**GIVEN INFORMATION**
-- -- --
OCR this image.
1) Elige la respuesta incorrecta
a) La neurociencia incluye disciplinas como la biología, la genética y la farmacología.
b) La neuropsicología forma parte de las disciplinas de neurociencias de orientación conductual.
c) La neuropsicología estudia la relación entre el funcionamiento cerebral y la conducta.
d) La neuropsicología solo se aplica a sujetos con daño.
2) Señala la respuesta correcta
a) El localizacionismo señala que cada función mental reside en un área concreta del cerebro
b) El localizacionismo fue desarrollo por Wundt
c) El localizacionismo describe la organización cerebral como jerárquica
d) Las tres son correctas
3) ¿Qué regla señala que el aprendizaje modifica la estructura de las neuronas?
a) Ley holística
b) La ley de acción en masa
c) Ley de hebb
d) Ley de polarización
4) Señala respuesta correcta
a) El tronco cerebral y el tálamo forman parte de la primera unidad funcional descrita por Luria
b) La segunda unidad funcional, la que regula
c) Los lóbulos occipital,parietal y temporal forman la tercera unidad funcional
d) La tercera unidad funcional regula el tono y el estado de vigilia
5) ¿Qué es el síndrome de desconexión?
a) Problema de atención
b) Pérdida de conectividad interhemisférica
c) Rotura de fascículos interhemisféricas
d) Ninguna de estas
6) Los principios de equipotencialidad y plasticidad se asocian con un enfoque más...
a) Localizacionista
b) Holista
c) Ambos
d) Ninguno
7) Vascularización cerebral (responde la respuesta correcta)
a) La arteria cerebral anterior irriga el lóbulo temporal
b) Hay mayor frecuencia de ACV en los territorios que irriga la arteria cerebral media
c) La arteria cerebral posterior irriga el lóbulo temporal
-- -- --
**TASK REQUIREMENTS**
Retype the listing exactly, in full.

**RESPONSE TO THIS TASK**
OCR this image.
1) Elige la respuesta incorrecta
a) La neurociencia incluye disciplinas como la biología, la genética y la farmacología.
b) La neuropsicología forma parte de las disciplinas de neurociencias de orientación conductual.
c) La neuropsicología estudia la relación entre el funcionamiento cerebral y la conducta.
d) La neuropsicología solo se aplica a sujetos con daño.
2) Señala la respuesta correcta
a) El localizacionismo señala que cada función mental reside en un área concreta del cerebro
b) El localizacionismo fue desarrollo por Wundt
c) El localizacionismo describe la organización cerebral como jerárquica
d) Las tres son correctas
3) ¿Qué regla señala que el aprendizaje modifica la estructura de las neuronas?
a) Ley holística
b) La ley de acción en masa
c) Ley de hebb
d) Ley de polarización
4) Señala respuesta correcta
a) El tronco cerebral y el tálamo forman parte de la primera unidad funcional descrita por Luria
b) La segunda unidad funcional, la que regula
c) Los lóbulos occipital,parietal y temporal forman la tercera unidad funcional
d) La tercera unidad funcional regula el tono y el estado de vigilia
5) ¿Qué es el síndrome de desconexión?
a) Problema de atención
b) Pérdida de conectividad interhemisférica
c) Rotura de fascículos interhemisféricas
d) Ninguna de estas
6) Los principios de equipotencialidad y plasticidad se asocian con un enfoque más...
a) Localizacionista
b) Holista
c) Ambos
d) Ninguno
7) Vascularización cerebral (responde la respuesta correcta)
a) La arteria cerebral anterior irriga el lóbulo temporal
b) Hay mayor frecuencia de ACV en los territorios que irriga la arteria cerebral media
c) La arteria cerebral posterior irriga el lóbulo temporal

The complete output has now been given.